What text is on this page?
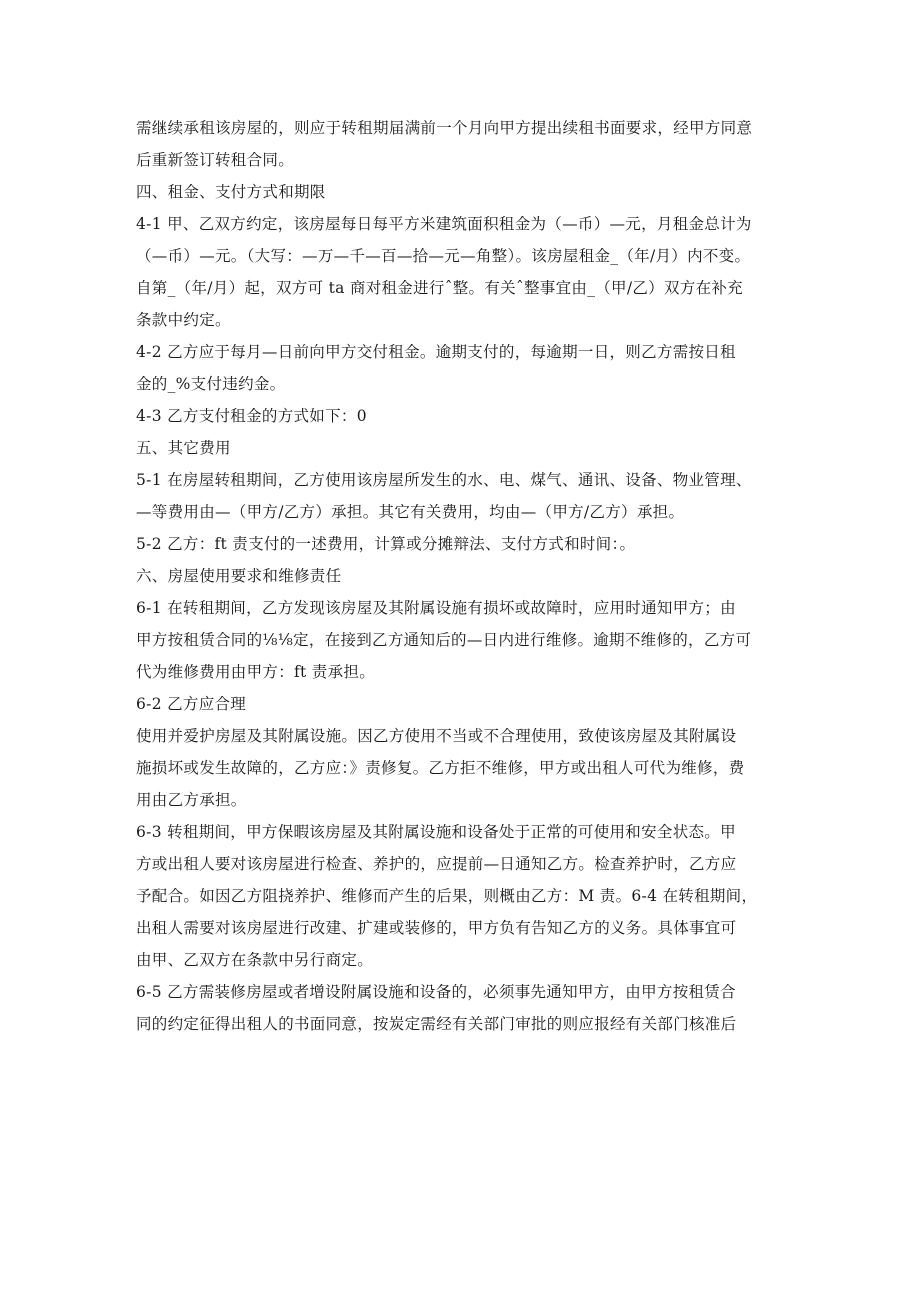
需继续承租该房屋的，则应于转租期届满前一个月向甲方提出续租书面要求，经甲方同意
后重新签订转租合同。
四、租金、支付方式和期限
4-1 甲、乙双方约定，该房屋每日每平方米建筑面积租金为（—币）—元，月租金总计为
（—币）—元。（大写：—万—千—百—拾—元—角整）。该房屋租金_（年/月）内不变。
自第_（年/月）起，双方可 ta 商对租金进行ˆ整。有关ˆ整事宜由_（甲/乙）双方在补充
条款中约定。
4-2 乙方应于每月—日前向甲方交付租金。逾期支付的，每逾期一日，则乙方需按日租
金的_%支付违约金。
4-3 乙方支付租金的方式如下：0
五、其它费用
5-1 在房屋转租期间，乙方使用该房屋所发生的水、电、煤气、通讯、设备、物业管理、
—等费用由—（甲方/乙方）承担。其它有关费用，均由—（甲方/乙方）承担。
5-2 乙方：ft 责支付的一述费用，计算或分摊辩法、支付方式和时间：。
六、房屋使用要求和维修责任
6-1 在转租期间，乙方发现该房屋及其附属设施有损坏或故障时，应用时通知甲方；由
甲方按租赁合同的⅛⅛定，在接到乙方通知后的—日内进行维修。逾期不维修的，乙方可
代为维修费用由甲方：ft 责承担。
6-2 乙方应合理
使用并爱护房屋及其附属设施。因乙方使用不当或不合理使用，致使该房屋及其附属设
施损坏或发生故障的，乙方应：》责修复。乙方拒不维修，甲方或出租人可代为维修，费
用由乙方承担。
6-3 转租期间，甲方保暇该房屋及其附属设施和设备处于正常的可使用和安全状态。甲
方或出租人要对该房屋进行检查、养护的，应提前—日通知乙方。检查养护时，乙方应
予配合。如因乙方阻挠养护、维修而产生的后果，则概由乙方：M 责。6-4 在转租期间，
出租人需要对该房屋进行改建、扩建或装修的，甲方负有告知乙方的义务。具体事宜可
由甲、乙双方在条款中另行商定。
6-5 乙方需装修房屋或者增设附属设施和设备的，必须事先通知甲方，由甲方按租赁合
同的约定征得出租人的书面同意，按炭定需经有关部门审批的则应报经有关部门核准后
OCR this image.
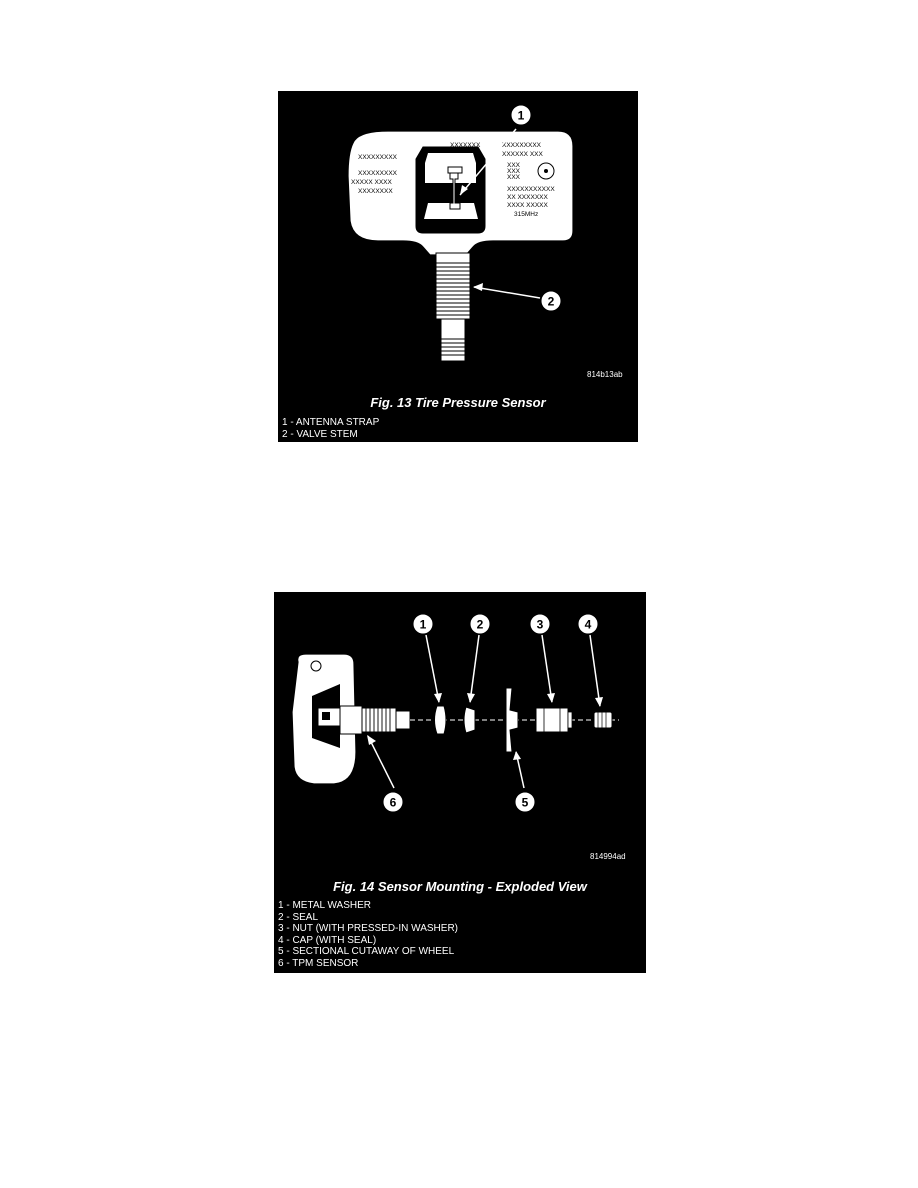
XXXXXXX
XXXXXXXXX
XXXXXXXXX
XXXXX XXXX
XXXXXXXX
XXXXXXXXX
XXXXXX XXX
XXX
XXX
XXX
XXXXXXXXXXX
XX XXXXXXX
XXXX XXXXX
315MHz
1
2
814b13ab
Fig. 13 Tire Pressure Sensor
1 - ANTENNA STRAP
2 - VALVE STEM
1	2	3	4
5
6
814994ad
Fig. 14 Sensor Mounting - Exploded View
1 - METAL WASHER
2 - SEAL
3 - NUT (WITH PRESSED-IN WASHER)
4 - CAP (WITH SEAL)
5 - SECTIONAL CUTAWAY OF WHEEL
6 - TPM SENSOR
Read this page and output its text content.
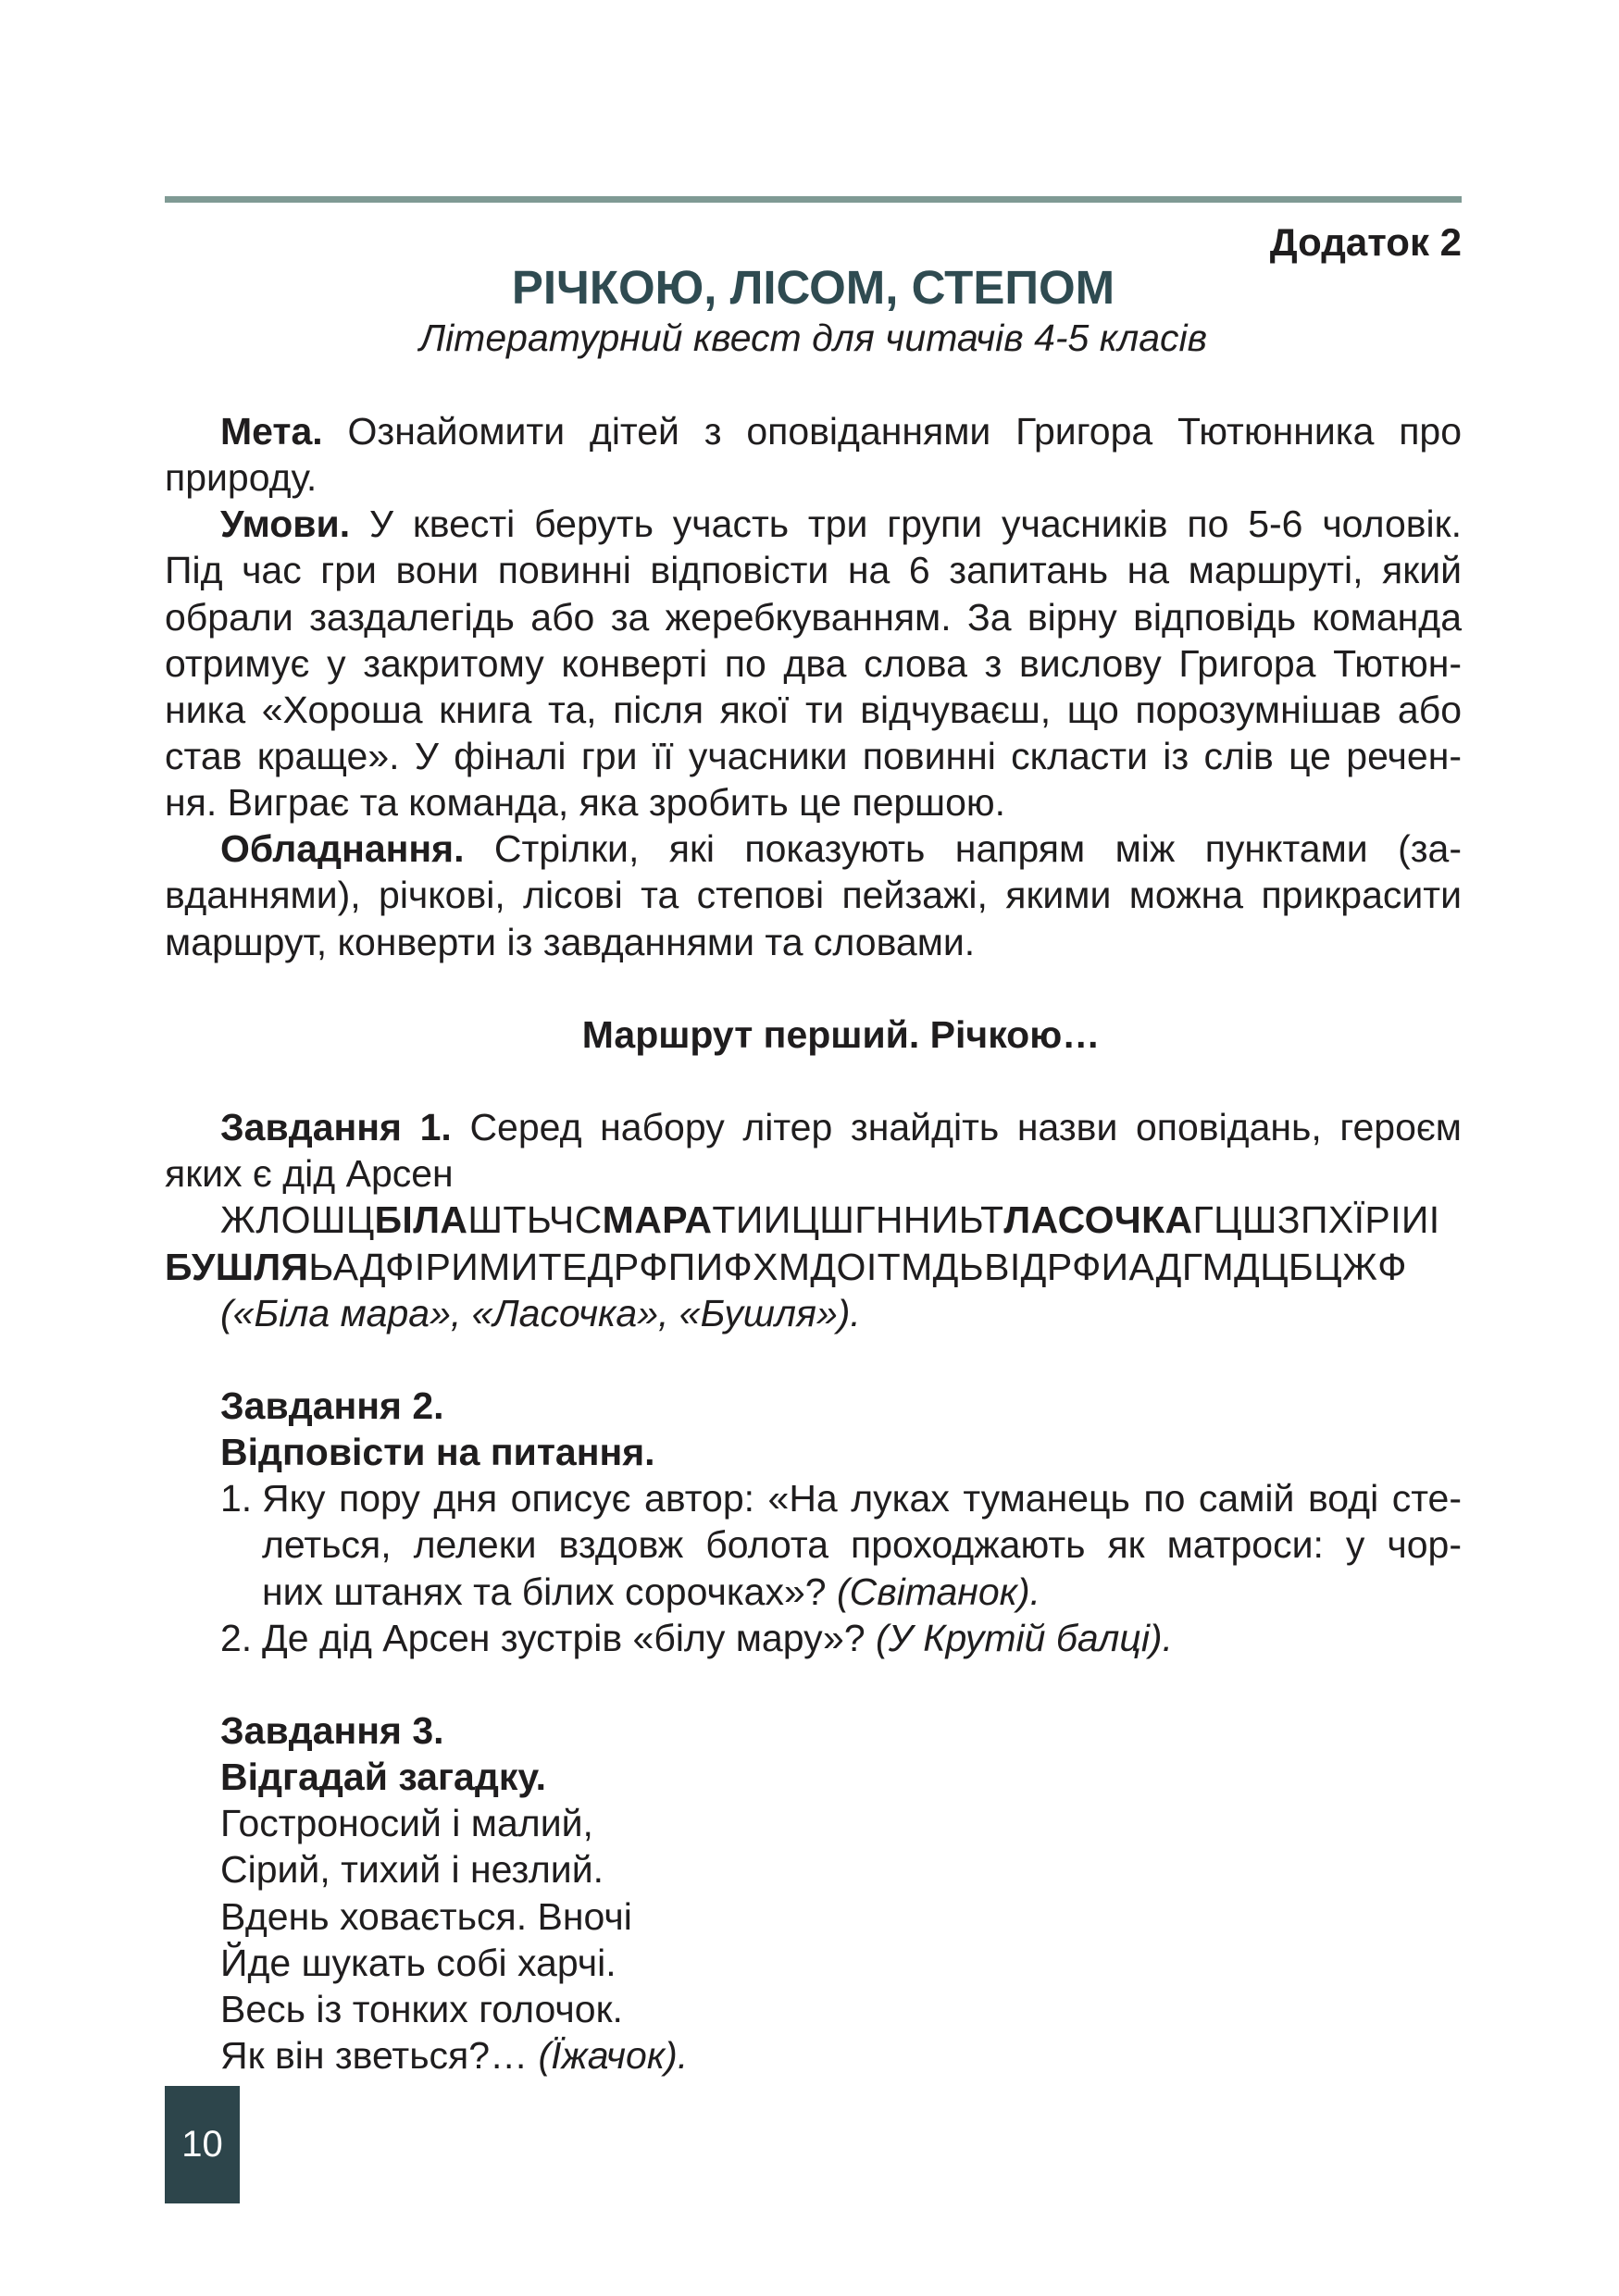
Додаток 2
РІЧКОЮ, ЛІСОМ, СТЕПОМ
Літературний квест для читачів 4-5 класів
Мета. Ознайомити дітей з оповіданнями Григора Тютюнника про
природу.
Умови. У квесті беруть участь три групи учасників по 5-6 чоловік.
Під час гри вони повинні відповісти на 6 запитань на маршруті, який
обрали заздалегідь або за жеребкуванням. За вірну відповідь команда
отримує у закритому конверті по два слова з вислову Григора Тютюн-
ника «Хороша книга та, після якої ти відчуваєш, що порозумнішав або
став краще». У фіналі гри її учасники повинні скласти із слів це речен-
ня. Виграє та команда, яка зробить це першою.
Обладнання. Стрілки, які показують напрям між пунктами (за-
вданнями), річкові, лісові та степові пейзажі, якими можна прикрасити
маршрут, конверти із завданнями та словами.
Маршрут перший. Річкою…
Завдання 1. Серед набору літер знайдіть назви оповідань, героєм
яких є дід Арсен
ЖЛОШЦБІЛАШТЬЧСМАРАТИИЦШГННИЬТЛАСОЧКАГЦШЗПХЇРІИІ
БУШЛЯЬАДФІРИМИТЕДРФПИФХМДОІТМДЬВІДРФИАДГМДЦБЦЖФ
(«Біла мара», «Ласочка», «Бушля»).
Завдання 2.
Відповісти на питання.
1. Яку пору дня описує автор: «На луках туманець по самій воді сте-
леться, лелеки вздовж болота проходжають як матроси: у чор-
них штанях та білих сорочках»? (Світанок).
2. Де дід Арсен зустрів «білу мару»? (У Крутій балці).
Завдання 3.
Відгадай загадку.
Гостроносий і малий,
Сірий, тихий і незлий.
Вдень ховається. Вночі
Йде шукать собі харчі.
Весь із тонких голочок.
Як він зветься?… (Їжачок).
10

^^^^^^^^

__EXERCISE DIRECTIONS__
Copy every line of the material in which the word "page" occurs.

__THE COMPLETED TASK__
What text is on this page?
Read this page and output its text content.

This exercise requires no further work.